**** Dataset records

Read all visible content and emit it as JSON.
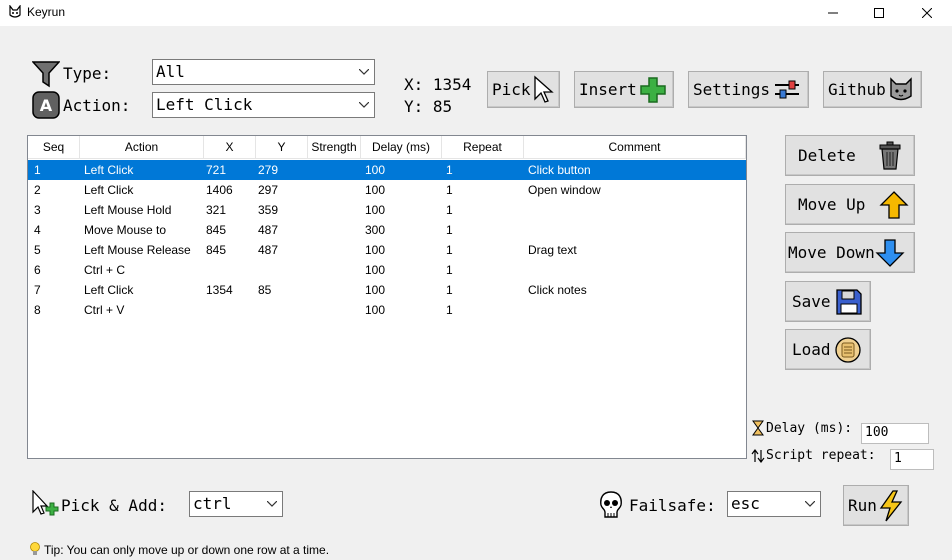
{
  "window": {
    "title": "Keyrun",
    "icon": "cat-icon",
    "minimize_glyph": "—",
    "maximize_glyph": "☐",
    "close_glyph": "✕"
  },
  "filters": {
    "type_label": "Type:",
    "type_value": "All",
    "action_label": "Action:",
    "action_value": "Left Click"
  },
  "coords": {
    "x_label": "X: 1354",
    "y_label": "Y: 85"
  },
  "toolbar": {
    "pick": "Pick",
    "insert": "Insert",
    "settings": "Settings",
    "github": "Github"
  },
  "table": {
    "headers": [
      "Seq",
      "Action",
      "X",
      "Y",
      "Strength",
      "Delay (ms)",
      "Repeat",
      "Comment"
    ],
    "selected_row": 0,
    "rows": [
      [
        "1",
        "Left Click",
        "721",
        "279",
        "",
        "100",
        "1",
        "Click button"
      ],
      [
        "2",
        "Left Click",
        "1406",
        "297",
        "",
        "100",
        "1",
        "Open window"
      ],
      [
        "3",
        "Left Mouse Hold",
        "321",
        "359",
        "",
        "100",
        "1",
        ""
      ],
      [
        "4",
        "Move Mouse to",
        "845",
        "487",
        "",
        "300",
        "1",
        ""
      ],
      [
        "5",
        "Left Mouse Release",
        "845",
        "487",
        "",
        "100",
        "1",
        "Drag text"
      ],
      [
        "6",
        "Ctrl + C",
        "",
        "",
        "",
        "100",
        "1",
        ""
      ],
      [
        "7",
        "Left Click",
        "1354",
        "85",
        "",
        "100",
        "1",
        "Click notes"
      ],
      [
        "8",
        "Ctrl + V",
        "",
        "",
        "",
        "100",
        "1",
        ""
      ]
    ]
  },
  "side_buttons": {
    "delete": "Delete",
    "move_up": "Move Up",
    "move_down": "Move Down",
    "save": "Save",
    "load": "Load"
  },
  "settings": {
    "delay_label": "Delay (ms):",
    "delay_value": "100",
    "repeat_label": "Script repeat:",
    "repeat_value": "1"
  },
  "bottom": {
    "pick_add_label": "Pick & Add:",
    "pick_add_value": "ctrl",
    "failsafe_label": "Failsafe:",
    "failsafe_value": "esc",
    "run": "Run"
  },
  "tip": "Tip: You can only move up or down one row at a time.",
  "colors": {
    "selection": "#0078d7",
    "accent_green": "#3cb043",
    "accent_yellow": "#f5b800",
    "accent_blue": "#2e8ff0"
  }
}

********

→ Given instruction
Give back the entries verbatim. Do not include any picture.

→ Output
Read all visible content and emit it as JSON.
{
  "window": {
    "title": "Keyrun",
    "icon": "cat-icon",
    "minimize_glyph": "—",
    "maximize_glyph": "☐",
    "close_glyph": "✕"
  },
  "filters": {
    "type_label": "Type:",
    "type_value": "All",
    "action_label": "Action:",
    "action_value": "Left Click"
  },
  "coords": {
    "x_label": "X: 1354",
    "y_label": "Y: 85"
  },
  "toolbar": {
    "pick": "Pick",
    "insert": "Insert",
    "settings": "Settings",
    "github": "Github"
  },
  "table": {
    "headers": [
      "Seq",
      "Action",
      "X",
      "Y",
      "Strength",
      "Delay (ms)",
      "Repeat",
      "Comment"
    ],
    "selected_row": 0,
    "rows": [
      [
        "1",
        "Left Click",
        "721",
        "279",
        "",
        "100",
        "1",
        "Click button"
      ],
      [
        "2",
        "Left Click",
        "1406",
        "297",
        "",
        "100",
        "1",
        "Open window"
      ],
      [
        "3",
        "Left Mouse Hold",
        "321",
        "359",
        "",
        "100",
        "1",
        ""
      ],
      [
        "4",
        "Move Mouse to",
        "845",
        "487",
        "",
        "300",
        "1",
        ""
      ],
      [
        "5",
        "Left Mouse Release",
        "845",
        "487",
        "",
        "100",
        "1",
        "Drag text"
      ],
      [
        "6",
        "Ctrl + C",
        "",
        "",
        "",
        "100",
        "1",
        ""
      ],
      [
        "7",
        "Left Click",
        "1354",
        "85",
        "",
        "100",
        "1",
        "Click notes"
      ],
      [
        "8",
        "Ctrl + V",
        "",
        "",
        "",
        "100",
        "1",
        ""
      ]
    ]
  },
  "side_buttons": {
    "delete": "Delete",
    "move_up": "Move Up",
    "move_down": "Move Down",
    "save": "Save",
    "load": "Load"
  },
  "settings": {
    "delay_label": "Delay (ms):",
    "delay_value": "100",
    "repeat_label": "Script repeat:",
    "repeat_value": "1"
  },
  "bottom": {
    "pick_add_label": "Pick & Add:",
    "pick_add_value": "ctrl",
    "failsafe_label": "Failsafe:",
    "failsafe_value": "esc",
    "run": "Run"
  },
  "tip": "Tip: You can only move up or down one row at a time.",
  "colors": {
    "selection": "#0078d7",
    "accent_green": "#3cb043",
    "accent_yellow": "#f5b800",
    "accent_blue": "#2e8ff0"
  }
}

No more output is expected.